What you are asked to do ▸
Examine the material below and count the lines that hold the word "this". Report only the number.

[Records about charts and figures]
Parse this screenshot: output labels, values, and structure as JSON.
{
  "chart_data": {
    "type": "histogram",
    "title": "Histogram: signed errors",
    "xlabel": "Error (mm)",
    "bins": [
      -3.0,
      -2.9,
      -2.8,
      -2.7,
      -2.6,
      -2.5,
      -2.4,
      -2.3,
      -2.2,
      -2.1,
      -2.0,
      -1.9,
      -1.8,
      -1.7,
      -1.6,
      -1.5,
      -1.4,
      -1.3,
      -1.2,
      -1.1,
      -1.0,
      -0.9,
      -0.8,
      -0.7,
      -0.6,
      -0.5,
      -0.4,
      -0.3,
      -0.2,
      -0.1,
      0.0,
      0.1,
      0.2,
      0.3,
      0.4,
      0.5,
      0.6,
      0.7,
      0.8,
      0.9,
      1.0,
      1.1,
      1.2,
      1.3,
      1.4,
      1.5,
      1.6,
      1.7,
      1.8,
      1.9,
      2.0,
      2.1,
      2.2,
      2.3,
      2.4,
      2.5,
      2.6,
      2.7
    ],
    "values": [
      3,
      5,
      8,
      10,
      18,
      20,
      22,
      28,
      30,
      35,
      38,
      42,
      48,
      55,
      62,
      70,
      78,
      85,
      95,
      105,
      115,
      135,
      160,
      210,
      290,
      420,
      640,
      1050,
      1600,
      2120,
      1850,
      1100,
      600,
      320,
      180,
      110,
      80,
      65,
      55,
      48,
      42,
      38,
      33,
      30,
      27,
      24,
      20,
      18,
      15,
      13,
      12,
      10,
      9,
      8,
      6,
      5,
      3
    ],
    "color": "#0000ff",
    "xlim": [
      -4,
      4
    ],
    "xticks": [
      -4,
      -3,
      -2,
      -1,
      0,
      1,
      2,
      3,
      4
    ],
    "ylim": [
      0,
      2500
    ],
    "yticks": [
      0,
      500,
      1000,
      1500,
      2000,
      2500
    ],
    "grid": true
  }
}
--
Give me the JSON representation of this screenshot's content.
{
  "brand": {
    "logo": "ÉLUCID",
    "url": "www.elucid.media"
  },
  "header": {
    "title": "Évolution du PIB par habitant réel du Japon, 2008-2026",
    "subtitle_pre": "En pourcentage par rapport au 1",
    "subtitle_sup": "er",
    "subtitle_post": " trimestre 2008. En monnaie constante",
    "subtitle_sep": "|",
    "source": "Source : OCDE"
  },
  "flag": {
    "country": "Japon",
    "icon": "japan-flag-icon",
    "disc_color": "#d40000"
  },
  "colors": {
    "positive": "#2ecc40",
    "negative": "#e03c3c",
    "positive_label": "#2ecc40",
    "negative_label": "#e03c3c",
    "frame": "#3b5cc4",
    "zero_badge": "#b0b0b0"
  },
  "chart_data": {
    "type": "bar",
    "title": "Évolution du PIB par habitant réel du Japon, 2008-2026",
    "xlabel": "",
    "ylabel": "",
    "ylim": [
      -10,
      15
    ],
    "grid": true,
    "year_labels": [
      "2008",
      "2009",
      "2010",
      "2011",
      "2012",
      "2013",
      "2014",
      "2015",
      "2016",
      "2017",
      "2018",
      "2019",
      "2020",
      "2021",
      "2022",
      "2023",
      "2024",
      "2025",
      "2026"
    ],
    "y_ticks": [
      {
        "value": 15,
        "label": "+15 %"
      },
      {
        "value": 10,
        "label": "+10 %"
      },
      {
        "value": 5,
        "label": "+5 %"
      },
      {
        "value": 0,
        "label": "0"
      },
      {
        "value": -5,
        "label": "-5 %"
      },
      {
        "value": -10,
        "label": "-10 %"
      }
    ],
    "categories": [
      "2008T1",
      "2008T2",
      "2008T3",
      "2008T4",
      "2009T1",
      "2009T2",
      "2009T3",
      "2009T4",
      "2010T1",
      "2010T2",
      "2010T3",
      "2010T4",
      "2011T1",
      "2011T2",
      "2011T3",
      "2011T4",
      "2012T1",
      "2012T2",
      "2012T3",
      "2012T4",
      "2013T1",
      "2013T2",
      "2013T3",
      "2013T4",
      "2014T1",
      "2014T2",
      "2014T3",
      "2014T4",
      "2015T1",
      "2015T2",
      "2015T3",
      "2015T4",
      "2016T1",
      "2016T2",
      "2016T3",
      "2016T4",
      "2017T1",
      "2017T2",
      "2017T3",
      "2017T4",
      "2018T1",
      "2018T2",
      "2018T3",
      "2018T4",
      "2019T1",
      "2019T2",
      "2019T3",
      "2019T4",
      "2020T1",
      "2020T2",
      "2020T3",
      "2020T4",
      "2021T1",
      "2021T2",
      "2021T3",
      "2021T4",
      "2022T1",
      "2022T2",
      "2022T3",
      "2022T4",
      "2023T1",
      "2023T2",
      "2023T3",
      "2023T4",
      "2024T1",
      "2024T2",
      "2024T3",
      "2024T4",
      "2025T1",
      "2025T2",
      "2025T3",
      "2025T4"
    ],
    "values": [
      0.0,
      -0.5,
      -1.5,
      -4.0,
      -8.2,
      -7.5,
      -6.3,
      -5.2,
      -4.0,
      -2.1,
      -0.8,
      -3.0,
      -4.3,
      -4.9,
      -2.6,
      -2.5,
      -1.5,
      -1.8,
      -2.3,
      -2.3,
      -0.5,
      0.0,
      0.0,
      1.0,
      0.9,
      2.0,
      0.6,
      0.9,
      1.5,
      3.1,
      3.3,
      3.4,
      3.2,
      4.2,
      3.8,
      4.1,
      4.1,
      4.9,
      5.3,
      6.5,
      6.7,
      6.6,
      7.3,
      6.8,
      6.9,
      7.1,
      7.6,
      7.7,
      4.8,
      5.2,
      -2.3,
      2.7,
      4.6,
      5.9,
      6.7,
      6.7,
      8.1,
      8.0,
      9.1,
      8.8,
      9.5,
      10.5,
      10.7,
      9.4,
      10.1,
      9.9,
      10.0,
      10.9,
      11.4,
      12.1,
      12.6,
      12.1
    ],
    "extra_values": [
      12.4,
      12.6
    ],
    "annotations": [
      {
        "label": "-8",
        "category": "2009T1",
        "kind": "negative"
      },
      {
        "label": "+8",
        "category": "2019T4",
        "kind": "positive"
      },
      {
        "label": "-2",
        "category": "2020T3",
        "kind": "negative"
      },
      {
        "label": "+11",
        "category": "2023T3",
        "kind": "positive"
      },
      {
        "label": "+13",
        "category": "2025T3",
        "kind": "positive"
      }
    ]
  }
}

The solution ▸
2